Task prompt: Reproduce the data from the line containing "Find all labels, buttons, inputs, and" through the line containing "paragraph-line: 出《史记·高祖本记》，刘邦从汉中出兵攻打项羽时，听取韩信的计 <box>187", inclusive, changing every "paragraph-line" to "text-line" and leaving all else unchanged. Omit the pictures from the answer.

Information given:
_____
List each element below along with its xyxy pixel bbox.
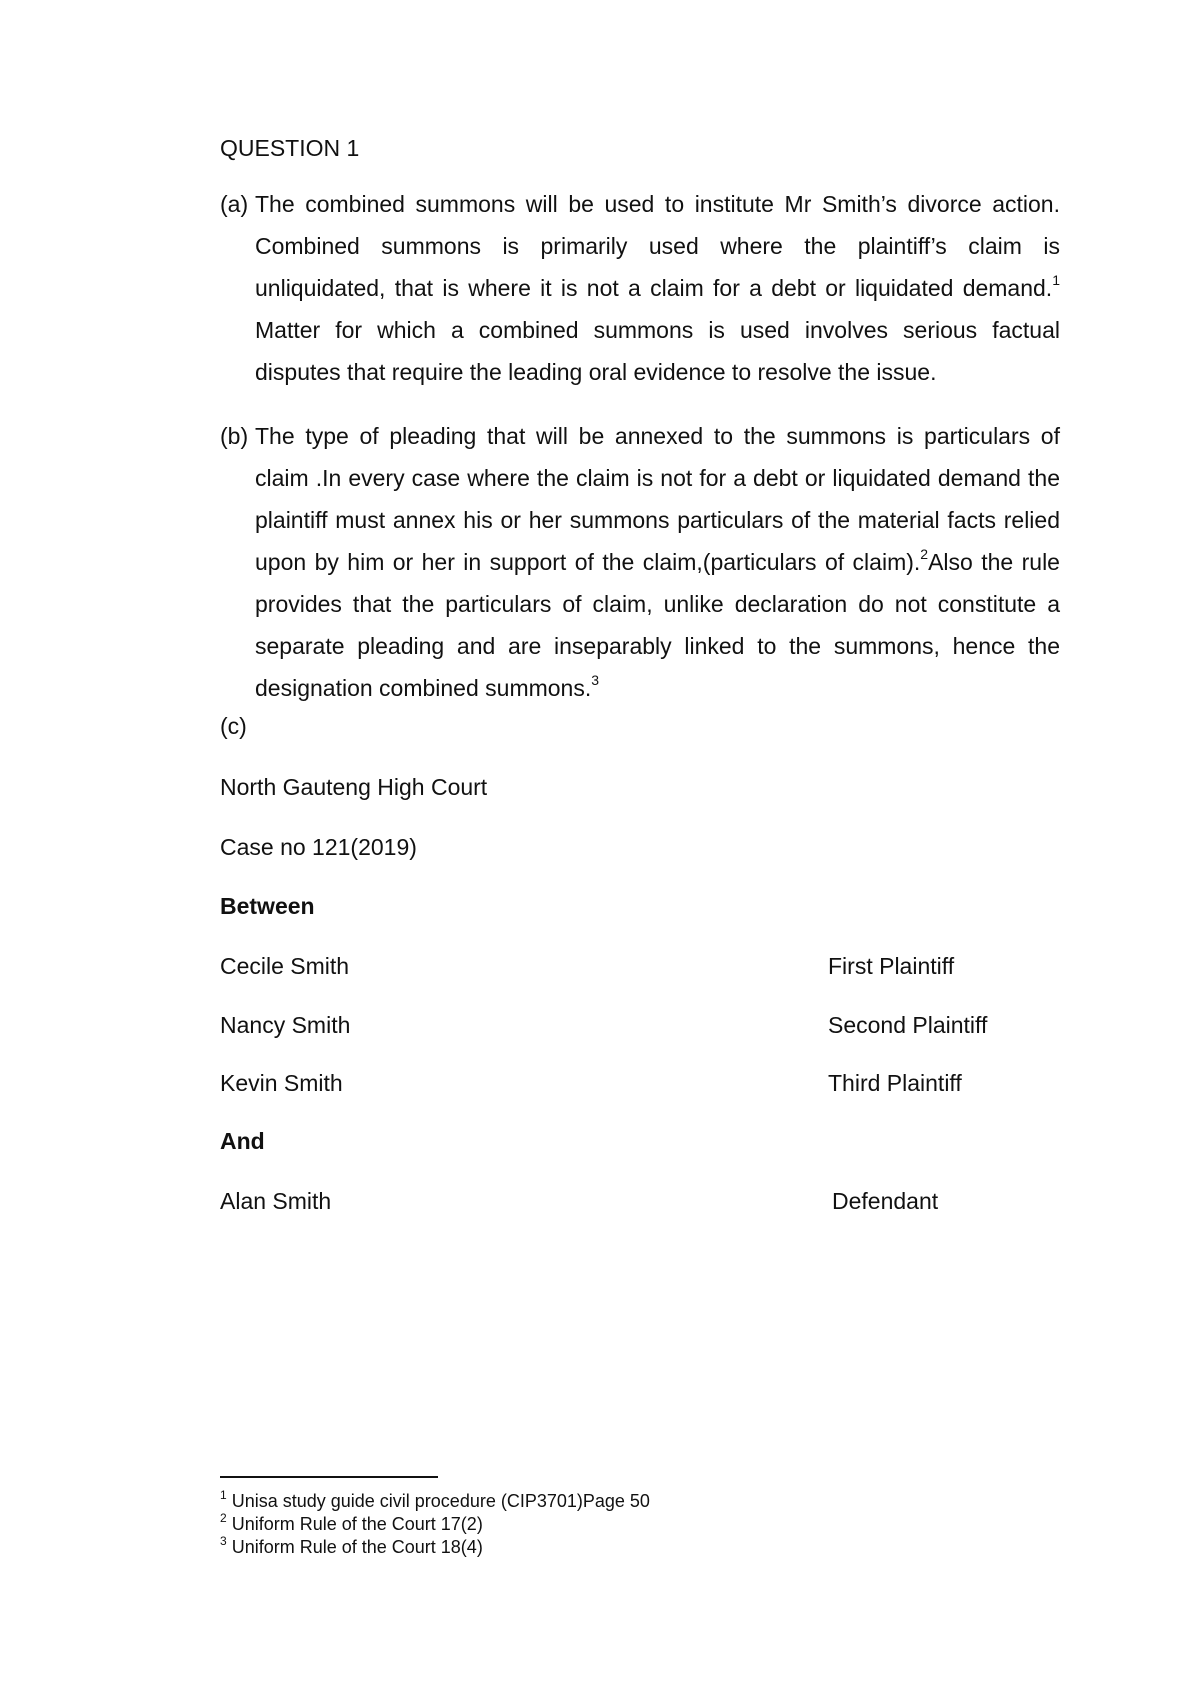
_____
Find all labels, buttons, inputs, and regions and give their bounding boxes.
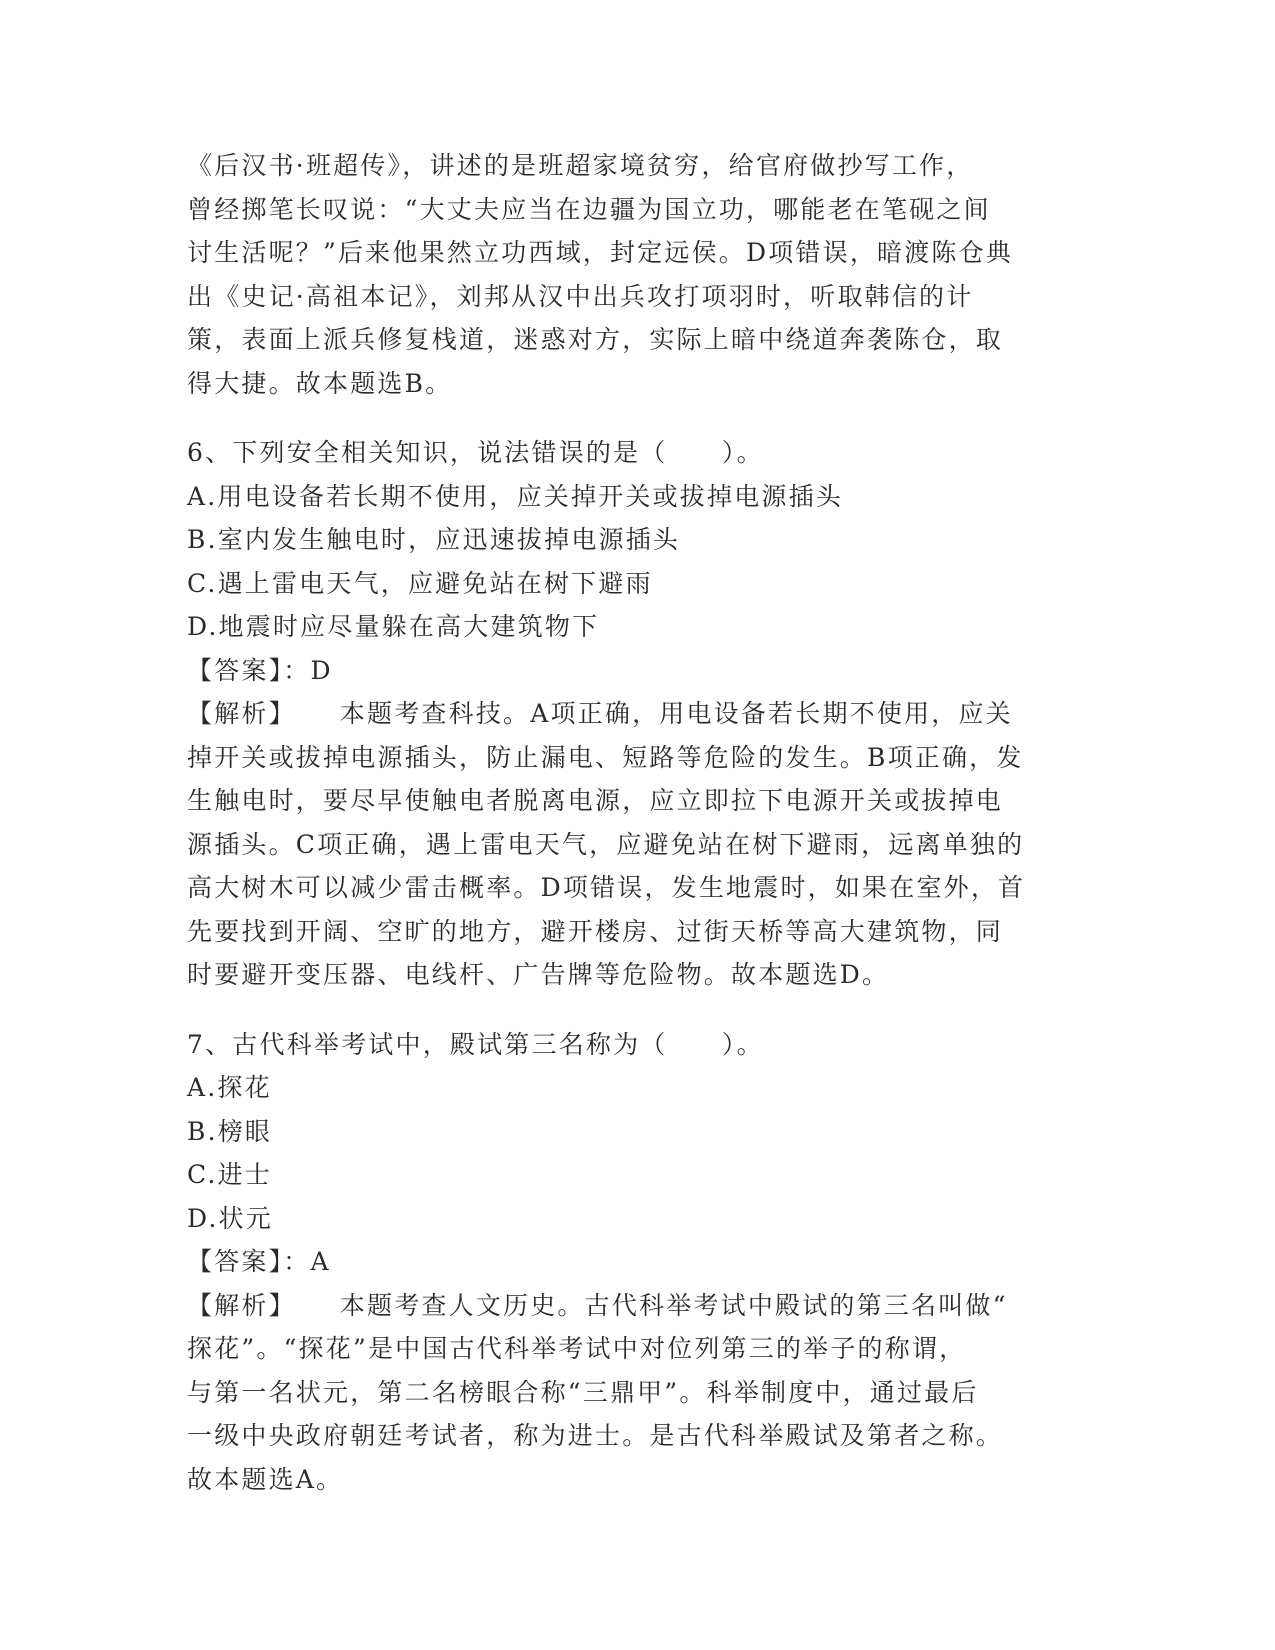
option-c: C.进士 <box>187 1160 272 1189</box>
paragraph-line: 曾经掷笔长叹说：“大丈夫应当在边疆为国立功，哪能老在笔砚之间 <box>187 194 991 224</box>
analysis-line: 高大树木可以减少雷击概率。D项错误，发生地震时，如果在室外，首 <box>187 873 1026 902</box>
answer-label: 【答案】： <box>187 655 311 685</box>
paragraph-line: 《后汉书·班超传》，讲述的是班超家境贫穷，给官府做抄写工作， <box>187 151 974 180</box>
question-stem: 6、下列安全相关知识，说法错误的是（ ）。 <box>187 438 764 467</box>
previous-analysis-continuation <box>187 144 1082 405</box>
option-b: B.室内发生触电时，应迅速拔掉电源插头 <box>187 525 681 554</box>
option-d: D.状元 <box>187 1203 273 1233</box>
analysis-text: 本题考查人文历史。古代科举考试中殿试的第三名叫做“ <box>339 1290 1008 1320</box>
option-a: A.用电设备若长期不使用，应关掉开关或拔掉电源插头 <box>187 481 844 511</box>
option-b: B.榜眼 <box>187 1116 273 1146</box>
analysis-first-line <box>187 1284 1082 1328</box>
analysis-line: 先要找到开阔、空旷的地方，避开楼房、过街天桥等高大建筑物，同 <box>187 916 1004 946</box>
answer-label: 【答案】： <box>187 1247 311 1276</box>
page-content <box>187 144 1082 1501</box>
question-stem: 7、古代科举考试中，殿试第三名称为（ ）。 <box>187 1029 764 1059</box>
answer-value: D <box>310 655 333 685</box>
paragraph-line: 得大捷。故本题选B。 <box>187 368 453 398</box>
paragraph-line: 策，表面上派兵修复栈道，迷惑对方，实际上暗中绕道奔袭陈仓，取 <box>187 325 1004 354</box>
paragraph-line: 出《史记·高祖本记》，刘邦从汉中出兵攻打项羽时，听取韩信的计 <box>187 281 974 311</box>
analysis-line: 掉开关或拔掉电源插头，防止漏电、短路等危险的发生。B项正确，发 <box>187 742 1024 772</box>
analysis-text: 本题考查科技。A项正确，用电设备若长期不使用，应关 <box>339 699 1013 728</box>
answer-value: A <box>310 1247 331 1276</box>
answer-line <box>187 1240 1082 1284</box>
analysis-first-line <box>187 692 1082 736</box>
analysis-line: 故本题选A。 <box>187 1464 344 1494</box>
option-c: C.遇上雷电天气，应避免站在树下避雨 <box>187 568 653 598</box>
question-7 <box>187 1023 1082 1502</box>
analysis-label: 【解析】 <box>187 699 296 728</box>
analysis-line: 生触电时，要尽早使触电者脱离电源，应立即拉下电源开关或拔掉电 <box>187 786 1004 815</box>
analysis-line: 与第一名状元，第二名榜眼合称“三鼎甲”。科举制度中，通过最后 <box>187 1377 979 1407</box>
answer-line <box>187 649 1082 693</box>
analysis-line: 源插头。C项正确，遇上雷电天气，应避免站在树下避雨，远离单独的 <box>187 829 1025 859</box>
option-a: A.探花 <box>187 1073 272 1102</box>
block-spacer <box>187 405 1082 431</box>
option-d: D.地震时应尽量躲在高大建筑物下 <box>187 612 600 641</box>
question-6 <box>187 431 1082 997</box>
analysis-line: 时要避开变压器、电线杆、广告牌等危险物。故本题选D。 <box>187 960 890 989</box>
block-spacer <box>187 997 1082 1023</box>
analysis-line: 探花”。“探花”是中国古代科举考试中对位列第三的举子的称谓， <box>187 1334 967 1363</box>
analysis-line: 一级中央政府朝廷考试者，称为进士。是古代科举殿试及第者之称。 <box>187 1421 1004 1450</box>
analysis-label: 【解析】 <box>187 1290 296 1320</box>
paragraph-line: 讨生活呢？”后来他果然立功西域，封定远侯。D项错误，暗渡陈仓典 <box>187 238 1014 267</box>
_____
Correct response:
Find all labels, buttons, inputs, and regions and give their bounding boxes.
option-c: C.进士 <box>187 1160 272 1189</box>
text-line: 曾经掷笔长叹说：“大丈夫应当在边疆为国立功，哪能老在笔砚之间 <box>187 194 991 224</box>
analysis-line: 高大树木可以减少雷击概率。D项错误，发生地震时，如果在室外，首 <box>187 873 1026 902</box>
answer-label: 【答案】： <box>187 655 311 685</box>
text-line: 《后汉书·班超传》，讲述的是班超家境贫穷，给官府做抄写工作， <box>187 151 974 180</box>
question-stem: 6、下列安全相关知识，说法错误的是（ ）。 <box>187 438 764 467</box>
previous-analysis-continuation <box>187 144 1082 405</box>
option-b: B.室内发生触电时，应迅速拔掉电源插头 <box>187 525 681 554</box>
option-d: D.状元 <box>187 1203 273 1233</box>
analysis-text: 本题考查人文历史。古代科举考试中殿试的第三名叫做“ <box>339 1290 1008 1320</box>
option-a: A.用电设备若长期不使用，应关掉开关或拔掉电源插头 <box>187 481 844 511</box>
option-b: B.榜眼 <box>187 1116 273 1146</box>
analysis-first-line <box>187 1284 1082 1328</box>
analysis-line: 先要找到开阔、空旷的地方，避开楼房、过街天桥等高大建筑物，同 <box>187 916 1004 946</box>
answer-label: 【答案】： <box>187 1247 311 1276</box>
page-content <box>187 144 1082 1501</box>
question-stem: 7、古代科举考试中，殿试第三名称为（ ）。 <box>187 1029 764 1059</box>
answer-value: D <box>310 655 333 685</box>
text-line: 得大捷。故本题选B。 <box>187 368 453 398</box>
text-line: 策，表面上派兵修复栈道，迷惑对方，实际上暗中绕道奔袭陈仓，取 <box>187 325 1004 354</box>
text-line: 出《史记·高祖本记》，刘邦从汉中出兵攻打项羽时，听取韩信的计 <box>187 281 974 311</box>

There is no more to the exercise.